Short problem: Lay out the part of the material that opens with the line containing "list-scrollbar[interactable]: ▲ ▼" and closes with the line containing "scroll-thumb[interactable] xyxy=(452,298,468,318)" as a Markdown table with the columns Row and Line. Give each line its own row with a row number, and leave out any blank lines.

Provided information:

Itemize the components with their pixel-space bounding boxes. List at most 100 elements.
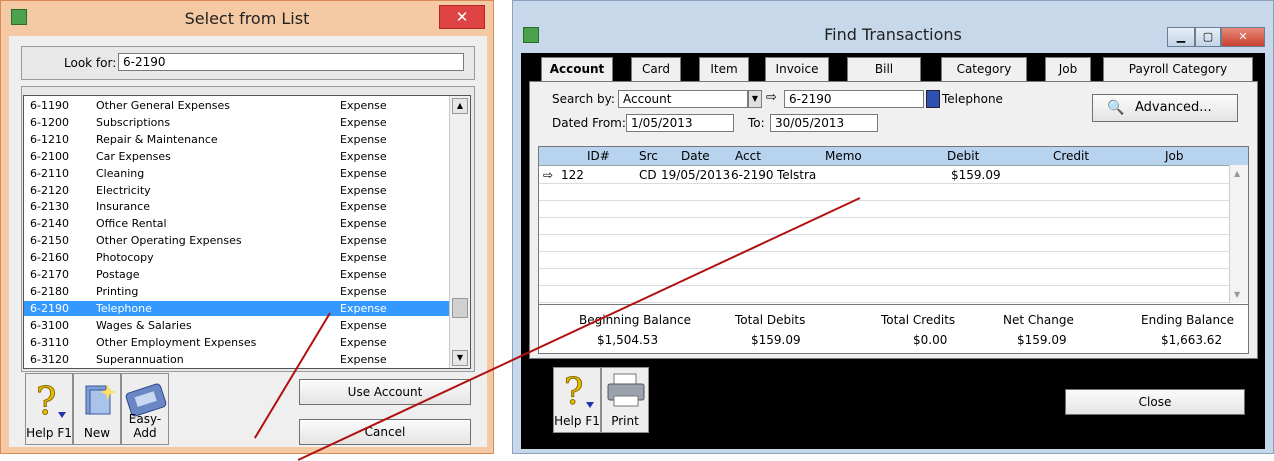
list-scrollbar[interactable]: ▲ ▼ xyxy=(449,96,470,368)
tab-payroll-category[interactable]: Payroll Category xyxy=(1103,57,1253,81)
printer-icon xyxy=(607,373,645,407)
scroll-up-icon[interactable]: ▲ xyxy=(1234,169,1240,178)
grid-line xyxy=(539,268,1229,269)
arrow-link-icon[interactable]: ⇨ xyxy=(766,90,777,105)
close-button[interactable]: Close xyxy=(1065,389,1245,415)
scroll-thumb[interactable] xyxy=(452,298,468,318)
scroll-down-icon[interactable]: ▼ xyxy=(452,350,468,366)
grid-scrollbar[interactable]: ▲ ▼ xyxy=(1229,165,1248,303)
tab-card[interactable]: Card xyxy=(631,57,681,81)
list-item[interactable]: 6-2180 Printing Expense xyxy=(24,284,450,299)
close-icon[interactable]: ✕ xyxy=(439,5,485,29)
list-item[interactable]: 6-2160 Photocopy Expense xyxy=(24,250,450,265)
print-button[interactable]: Print xyxy=(601,367,649,433)
close-icon[interactable]: ✕ xyxy=(1221,27,1265,47)
list-item[interactable]: 6-2150 Other Operating Expenses Expense xyxy=(24,233,450,248)
list-item[interactable]: 6-2140 Office Rental Expense xyxy=(24,216,450,231)
ending-balance-value: $1,663.62 xyxy=(1161,333,1223,347)
list-item[interactable]: 6-1200 Subscriptions Expense xyxy=(24,115,450,130)
account-input[interactable]: 6-2190 xyxy=(784,90,924,108)
new-button[interactable]: New xyxy=(73,373,121,445)
transactions-grid[interactable]: ID# Src Date Acct Memo Debit Credit Job … xyxy=(538,146,1249,354)
account-type: Expense xyxy=(340,301,387,315)
grid-line xyxy=(539,217,1229,218)
total-debits-value: $159.09 xyxy=(751,333,801,347)
col-debit[interactable]: Debit xyxy=(947,147,979,165)
tab-job[interactable]: Job xyxy=(1045,57,1091,81)
search-by-select[interactable]: Account xyxy=(618,90,748,108)
find-transactions-window: Find Transactions ▁ ▢ ✕ Account Card Item I… xyxy=(512,0,1274,454)
advanced-label: Advanced... xyxy=(1135,100,1212,115)
new-label: New xyxy=(83,426,111,440)
list-item[interactable]: 6-2130 Insurance Expense xyxy=(24,199,450,214)
account-type: Expense xyxy=(340,268,387,281)
help-label: Help F1 xyxy=(554,414,600,428)
account-name: Repair & Maintenance xyxy=(96,132,218,146)
col-memo[interactable]: Memo xyxy=(825,147,862,165)
account-code: 6-1190 xyxy=(30,99,69,112)
col-date[interactable]: Date xyxy=(681,147,710,165)
account-name: Other Operating Expenses xyxy=(96,234,242,248)
list-item[interactable]: 6-3110 Other Employment Expenses Expense xyxy=(24,335,450,350)
list-item[interactable]: 6-2120 Electricity Expense xyxy=(24,183,450,198)
tab-account[interactable]: Account xyxy=(541,57,613,83)
svg-text:?: ? xyxy=(36,379,56,422)
help-button[interactable]: ? Help F1 xyxy=(25,373,73,445)
tab-invoice[interactable]: Invoice xyxy=(765,57,829,81)
title-bar[interactable]: Select from List ✕ xyxy=(1,1,493,35)
look-for-input[interactable]: 6-2190 xyxy=(118,53,464,71)
cell-src: CD xyxy=(639,168,657,182)
list-picker-icon[interactable] xyxy=(926,90,940,108)
tab-item[interactable]: Item xyxy=(699,57,749,81)
list-item[interactable]: 6-1210 Repair & Maintenance Expense xyxy=(24,132,450,147)
account-type: Expense xyxy=(340,132,387,146)
maximize-icon[interactable]: ▢ xyxy=(1195,27,1221,47)
list-item[interactable]: 6-1190 Other General Expenses Expense xyxy=(24,98,450,113)
easy-add-button[interactable]: Easy-Add xyxy=(121,373,169,445)
col-acct[interactable]: Acct xyxy=(735,147,761,165)
advanced-button[interactable]: 🔍 Advanced... xyxy=(1092,94,1238,122)
net-change-label: Net Change xyxy=(1003,313,1074,327)
row-arrow-icon[interactable]: ⇨ xyxy=(543,167,553,183)
account-name: Car Expenses xyxy=(96,149,171,163)
dropdown-arrow-icon[interactable]: ▼ xyxy=(748,90,762,108)
tab-bill[interactable]: Bill xyxy=(847,57,921,81)
account-code: 6-2100 xyxy=(30,149,69,163)
scroll-up-icon[interactable]: ▲ xyxy=(452,98,468,114)
list-item[interactable]: 6-3100 Wages & Salaries Expense xyxy=(24,318,450,333)
help-icon: ? xyxy=(36,379,66,422)
cancel-button[interactable]: Cancel xyxy=(299,419,471,445)
account-code: 6-2160 xyxy=(30,251,69,265)
list-item[interactable]: 6-3120 Superannuation Expense xyxy=(24,352,450,367)
account-code: 6-2190 xyxy=(30,301,69,315)
help-button[interactable]: ? Help F1 xyxy=(553,367,601,433)
col-credit[interactable]: Credit xyxy=(1053,147,1089,165)
account-list[interactable]: 6-1190 Other General Expenses Expense 6-120… xyxy=(23,95,471,369)
window-title: Find Transactions xyxy=(824,25,962,44)
dated-from-input[interactable]: 1/05/2013 xyxy=(626,114,734,132)
list-item[interactable]: 6-2110 Cleaning Expense xyxy=(24,166,450,181)
window-body: Account Card Item Invoice Bill Category Job Pay… xyxy=(521,53,1265,449)
col-job[interactable]: Job xyxy=(1165,147,1184,165)
account-name: Postage xyxy=(96,268,140,281)
list-item[interactable]: 6-2190 Telephone Expense xyxy=(24,300,450,316)
list-item[interactable]: 6-2100 Car Expenses Expense xyxy=(24,149,450,164)
grid-line xyxy=(539,200,1229,201)
account-name: Superannuation xyxy=(96,352,184,366)
to-input[interactable]: 30/05/2013 xyxy=(770,114,878,132)
account-code: 6-2170 xyxy=(30,268,69,281)
account-type: Expense xyxy=(340,335,387,349)
table-row[interactable]: ⇨ 122 CD 19/05/2013 6-2190 Telstra $159.… xyxy=(539,167,1229,183)
list-item[interactable]: 6-2170 Postage Expense xyxy=(24,267,450,282)
scroll-down-icon[interactable]: ▼ xyxy=(1234,290,1240,299)
col-id[interactable]: ID# xyxy=(587,147,610,165)
account-code: 6-1210 xyxy=(30,132,69,146)
account-code: 6-2180 xyxy=(30,284,69,298)
account-type: Expense xyxy=(340,217,387,231)
account-name: Wages & Salaries xyxy=(96,318,192,332)
account-type: Expense xyxy=(340,149,387,163)
grid-line xyxy=(539,302,1229,303)
tab-category[interactable]: Category xyxy=(941,57,1027,81)
col-src[interactable]: Src xyxy=(639,147,658,165)
minimize-icon[interactable]: ▁ xyxy=(1167,27,1195,47)
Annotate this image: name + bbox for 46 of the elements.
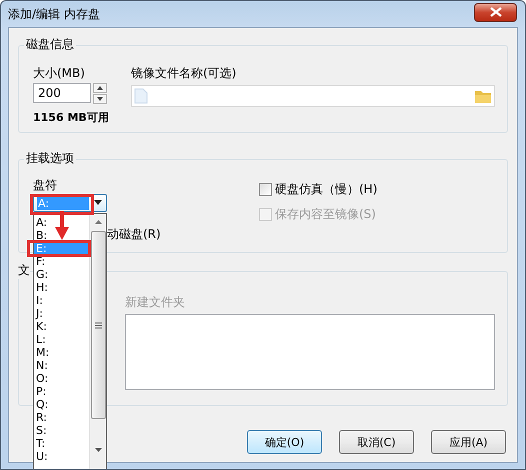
dropdown-item[interactable]: H:	[34, 281, 89, 294]
scroll-up-icon	[94, 219, 102, 225]
dropdown-item[interactable]: G:	[34, 268, 89, 281]
group-title: 挂载选项	[24, 150, 76, 167]
dropdown-item[interactable]: K:	[34, 320, 89, 333]
grip-icon	[94, 322, 102, 328]
group-title: 文	[18, 262, 30, 279]
available-space: 1156 MB可用	[33, 110, 110, 125]
checkbox-label[interactable]: 动磁盘(R)	[107, 226, 259, 243]
dropdown-item[interactable]: N:	[34, 359, 89, 372]
dropdown-item[interactable]: U:	[34, 450, 89, 463]
dropdown-item[interactable]: R:	[34, 411, 89, 424]
close-icon	[490, 7, 502, 17]
scroll-thumb[interactable]	[90, 231, 106, 419]
dialog-button[interactable]: 取消(C)	[339, 430, 414, 454]
window-title: 添加/编辑 内存盘	[8, 6, 100, 22]
drive-label: 盘符	[33, 177, 58, 193]
image-file-field[interactable]	[131, 85, 495, 107]
checkbox-option[interactable]: 硬盘仿真（慢）(H)	[259, 181, 378, 198]
close-button[interactable]	[474, 2, 517, 22]
dropdown-item[interactable]: B:	[34, 229, 89, 242]
size-field[interactable]: 200	[33, 83, 91, 103]
scrollbar[interactable]	[89, 214, 106, 469]
image-label: 镜像文件名称(可选)	[131, 65, 238, 81]
dropdown-item[interactable]: S:	[34, 424, 89, 437]
scroll-down-icon	[94, 447, 102, 453]
dropdown-item[interactable]: F:	[34, 255, 89, 268]
dropdown-item[interactable]: P:	[34, 385, 89, 398]
file-icon	[134, 88, 148, 104]
dropdown-item[interactable]: A:	[34, 216, 89, 229]
dropdown-item[interactable]: Q:	[34, 398, 89, 411]
size-label: 大小(MB)	[33, 65, 86, 81]
folder-icon[interactable]	[474, 88, 492, 104]
dropdown-item[interactable]: T:	[34, 437, 89, 450]
dropdown-item[interactable]: L:	[34, 333, 89, 346]
dropdown-item[interactable]: O:	[34, 372, 89, 385]
dropdown-item[interactable]: J:	[34, 307, 89, 320]
dialog-button[interactable]: 应用(A)	[431, 430, 506, 454]
dropdown-arrow-icon	[93, 200, 103, 206]
new-folder-label: 新建文件夹	[125, 294, 186, 310]
dialog-button[interactable]: 确定(O)	[247, 430, 322, 454]
spin-buttons[interactable]	[93, 83, 107, 104]
group-title: 磁盘信息	[24, 36, 76, 53]
dropdown-item[interactable]: M:	[34, 346, 89, 359]
dropdown-item[interactable]: I:	[34, 294, 89, 307]
folder-text-area[interactable]	[125, 314, 495, 390]
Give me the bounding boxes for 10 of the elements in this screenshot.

Solved exercise:
| Row | Line |
|---|---|
| 1 | list-scrollbar[interactable]: ▲ ▼ xyxy=(449,96,470,368) |
| 2 | tab-payroll-category[interactable]: Payroll Category xyxy=(1103,57,1253,81) |
| 3 | printer-icon xyxy=(607,373,645,407) |
| 4 | scroll-up-icon[interactable]: ▲ xyxy=(1234,169,1240,178) |
| 5 | grid-line xyxy=(539,268,1229,269) |
| 6 | arrow-link-icon[interactable]: ⇨ xyxy=(766,90,777,105) |
| 7 | close-button[interactable]: Close xyxy=(1065,389,1245,415) |
| 8 | scroll-thumb[interactable] xyxy=(452,298,468,318) |